TASK TO COMPLETE: Only the number is wanted: how many lines contain "dniach"?

(Collected data entries)
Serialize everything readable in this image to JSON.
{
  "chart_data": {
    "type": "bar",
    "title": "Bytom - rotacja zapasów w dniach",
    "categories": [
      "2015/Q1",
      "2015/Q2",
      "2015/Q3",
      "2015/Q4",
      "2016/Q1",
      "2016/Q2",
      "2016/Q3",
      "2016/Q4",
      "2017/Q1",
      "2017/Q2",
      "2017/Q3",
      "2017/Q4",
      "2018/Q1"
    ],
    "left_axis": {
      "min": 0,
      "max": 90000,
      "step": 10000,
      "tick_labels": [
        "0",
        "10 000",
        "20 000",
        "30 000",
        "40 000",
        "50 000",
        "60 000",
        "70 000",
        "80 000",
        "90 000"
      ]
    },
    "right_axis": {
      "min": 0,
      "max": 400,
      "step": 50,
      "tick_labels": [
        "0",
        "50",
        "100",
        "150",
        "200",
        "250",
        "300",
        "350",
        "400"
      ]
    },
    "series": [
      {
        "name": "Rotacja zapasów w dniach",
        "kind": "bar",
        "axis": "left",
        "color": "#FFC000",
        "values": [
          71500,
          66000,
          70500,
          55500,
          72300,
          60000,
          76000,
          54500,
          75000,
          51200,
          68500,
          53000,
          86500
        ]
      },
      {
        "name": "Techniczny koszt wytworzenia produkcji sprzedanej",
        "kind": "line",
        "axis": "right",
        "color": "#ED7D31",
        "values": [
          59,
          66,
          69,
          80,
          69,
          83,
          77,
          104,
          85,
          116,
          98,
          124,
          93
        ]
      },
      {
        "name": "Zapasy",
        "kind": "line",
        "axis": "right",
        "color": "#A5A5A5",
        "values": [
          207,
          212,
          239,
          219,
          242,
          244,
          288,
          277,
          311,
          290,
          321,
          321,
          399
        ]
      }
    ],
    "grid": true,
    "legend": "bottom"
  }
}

ANSWER BELOW: 2